# INSTRUCCIONES
Transcribe todas las filas siguientes sin alterar ningún carácter.

Anotaciones de elementos de diseño:

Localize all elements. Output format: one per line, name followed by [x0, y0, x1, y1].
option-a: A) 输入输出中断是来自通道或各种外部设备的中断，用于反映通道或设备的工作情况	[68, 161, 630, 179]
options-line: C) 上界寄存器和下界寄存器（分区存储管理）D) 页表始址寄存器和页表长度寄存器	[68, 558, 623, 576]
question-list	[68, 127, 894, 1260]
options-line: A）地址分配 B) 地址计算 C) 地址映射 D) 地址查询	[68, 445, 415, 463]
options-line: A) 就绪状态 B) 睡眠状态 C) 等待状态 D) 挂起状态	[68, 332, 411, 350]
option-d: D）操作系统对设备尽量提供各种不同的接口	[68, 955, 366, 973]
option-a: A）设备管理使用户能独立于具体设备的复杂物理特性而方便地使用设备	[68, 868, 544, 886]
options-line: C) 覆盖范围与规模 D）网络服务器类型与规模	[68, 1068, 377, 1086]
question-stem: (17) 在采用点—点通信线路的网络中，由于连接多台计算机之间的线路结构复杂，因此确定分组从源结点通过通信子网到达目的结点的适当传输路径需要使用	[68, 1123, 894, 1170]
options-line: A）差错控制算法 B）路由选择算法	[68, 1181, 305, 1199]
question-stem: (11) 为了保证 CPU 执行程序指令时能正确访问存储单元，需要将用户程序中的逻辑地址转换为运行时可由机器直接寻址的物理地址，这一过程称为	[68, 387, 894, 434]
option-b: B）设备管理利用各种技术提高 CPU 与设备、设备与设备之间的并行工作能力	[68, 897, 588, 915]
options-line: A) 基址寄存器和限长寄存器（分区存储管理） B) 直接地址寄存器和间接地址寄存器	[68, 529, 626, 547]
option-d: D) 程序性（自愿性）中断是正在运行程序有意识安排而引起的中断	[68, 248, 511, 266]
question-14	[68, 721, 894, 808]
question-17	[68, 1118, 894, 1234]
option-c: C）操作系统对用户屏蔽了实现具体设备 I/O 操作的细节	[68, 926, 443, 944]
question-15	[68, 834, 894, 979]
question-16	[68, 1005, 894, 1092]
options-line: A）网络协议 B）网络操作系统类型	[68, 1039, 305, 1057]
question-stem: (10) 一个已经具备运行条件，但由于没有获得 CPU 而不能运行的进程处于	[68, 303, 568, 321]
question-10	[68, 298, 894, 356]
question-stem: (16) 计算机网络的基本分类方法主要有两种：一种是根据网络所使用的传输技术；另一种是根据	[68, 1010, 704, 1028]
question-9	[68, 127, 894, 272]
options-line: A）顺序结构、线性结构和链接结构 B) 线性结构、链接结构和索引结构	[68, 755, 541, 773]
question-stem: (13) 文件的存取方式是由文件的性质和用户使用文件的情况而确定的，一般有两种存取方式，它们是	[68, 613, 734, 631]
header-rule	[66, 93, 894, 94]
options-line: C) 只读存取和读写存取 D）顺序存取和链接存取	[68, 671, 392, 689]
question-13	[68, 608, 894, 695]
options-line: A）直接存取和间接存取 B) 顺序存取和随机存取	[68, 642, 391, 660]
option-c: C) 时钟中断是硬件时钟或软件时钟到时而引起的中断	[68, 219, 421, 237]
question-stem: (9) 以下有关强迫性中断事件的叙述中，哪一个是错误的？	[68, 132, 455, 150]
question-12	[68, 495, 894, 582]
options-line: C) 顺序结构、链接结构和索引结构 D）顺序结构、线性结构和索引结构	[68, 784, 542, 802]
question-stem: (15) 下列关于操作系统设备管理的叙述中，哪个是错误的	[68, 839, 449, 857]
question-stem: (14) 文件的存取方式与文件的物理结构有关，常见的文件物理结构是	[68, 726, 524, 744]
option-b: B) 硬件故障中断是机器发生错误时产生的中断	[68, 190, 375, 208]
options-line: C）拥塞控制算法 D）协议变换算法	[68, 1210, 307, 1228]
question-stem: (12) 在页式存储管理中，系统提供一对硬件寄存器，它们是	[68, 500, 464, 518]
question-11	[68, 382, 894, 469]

# RESULTADO ESPERADO
Localize all elements. Output format: one per line, name followed by [x0, y0, x1, y1].
option-a: A) 输入输出中断是来自通道或各种外部设备的中断，用于反映通道或设备的工作情况	[68, 161, 630, 179]
options-line: C) 上界寄存器和下界寄存器（分区存储管理）D) 页表始址寄存器和页表长度寄存器	[68, 558, 623, 576]
question-list	[68, 127, 894, 1260]
options-line: A）地址分配 B) 地址计算 C) 地址映射 D) 地址查询	[68, 445, 415, 463]
options-line: A) 就绪状态 B) 睡眠状态 C) 等待状态 D) 挂起状态	[68, 332, 411, 350]
option-d: D）操作系统对设备尽量提供各种不同的接口	[68, 955, 366, 973]
option-a: A）设备管理使用户能独立于具体设备的复杂物理特性而方便地使用设备	[68, 868, 544, 886]
options-line: C) 覆盖范围与规模 D）网络服务器类型与规模	[68, 1068, 377, 1086]
question-stem: (17) 在采用点—点通信线路的网络中，由于连接多台计算机之间的线路结构复杂，因此确定分组从源结点通过通信子网到达目的结点的适当传输路径需要使用	[68, 1123, 894, 1170]
options-line: A）差错控制算法 B）路由选择算法	[68, 1181, 305, 1199]
question-stem: (11) 为了保证 CPU 执行程序指令时能正确访问存储单元，需要将用户程序中的逻辑地址转换为运行时可由机器直接寻址的物理地址，这一过程称为	[68, 387, 894, 434]
option-b: B）设备管理利用各种技术提高 CPU 与设备、设备与设备之间的并行工作能力	[68, 897, 588, 915]
options-line: A) 基址寄存器和限长寄存器（分区存储管理） B) 直接地址寄存器和间接地址寄存器	[68, 529, 626, 547]
option-d: D) 程序性（自愿性）中断是正在运行程序有意识安排而引起的中断	[68, 248, 511, 266]
question-14	[68, 721, 894, 808]
question-17	[68, 1118, 894, 1234]
option-c: C）操作系统对用户屏蔽了实现具体设备 I/O 操作的细节	[68, 926, 443, 944]
question-15	[68, 834, 894, 979]
question-16	[68, 1005, 894, 1092]
options-line: A）网络协议 B）网络操作系统类型	[68, 1039, 305, 1057]
question-stem: (10) 一个已经具备运行条件，但由于没有获得 CPU 而不能运行的进程处于	[68, 303, 568, 321]
question-10	[68, 298, 894, 356]
question-stem: (16) 计算机网络的基本分类方法主要有两种：一种是根据网络所使用的传输技术；另一种是根据	[68, 1010, 704, 1028]
question-9	[68, 127, 894, 272]
options-line: A）顺序结构、线性结构和链接结构 B) 线性结构、链接结构和索引结构	[68, 755, 541, 773]
question-stem: (13) 文件的存取方式是由文件的性质和用户使用文件的情况而确定的，一般有两种存取方式，它们是	[68, 613, 734, 631]
header-rule	[66, 93, 894, 94]
options-line: C) 只读存取和读写存取 D）顺序存取和链接存取	[68, 671, 392, 689]
question-13	[68, 608, 894, 695]
options-line: A）直接存取和间接存取 B) 顺序存取和随机存取	[68, 642, 391, 660]
option-c: C) 时钟中断是硬件时钟或软件时钟到时而引起的中断	[68, 219, 421, 237]
question-stem: (9) 以下有关强迫性中断事件的叙述中，哪一个是错误的？	[68, 132, 455, 150]
question-12	[68, 495, 894, 582]
options-line: C) 顺序结构、链接结构和索引结构 D）顺序结构、线性结构和索引结构	[68, 784, 542, 802]
question-stem: (15) 下列关于操作系统设备管理的叙述中，哪个是错误的	[68, 839, 449, 857]
question-stem: (14) 文件的存取方式与文件的物理结构有关，常见的文件物理结构是	[68, 726, 524, 744]
option-b: B) 硬件故障中断是机器发生错误时产生的中断	[68, 190, 375, 208]
options-line: C）拥塞控制算法 D）协议变换算法	[68, 1210, 307, 1228]
question-stem: (12) 在页式存储管理中，系统提供一对硬件寄存器，它们是	[68, 500, 464, 518]
question-11	[68, 382, 894, 469]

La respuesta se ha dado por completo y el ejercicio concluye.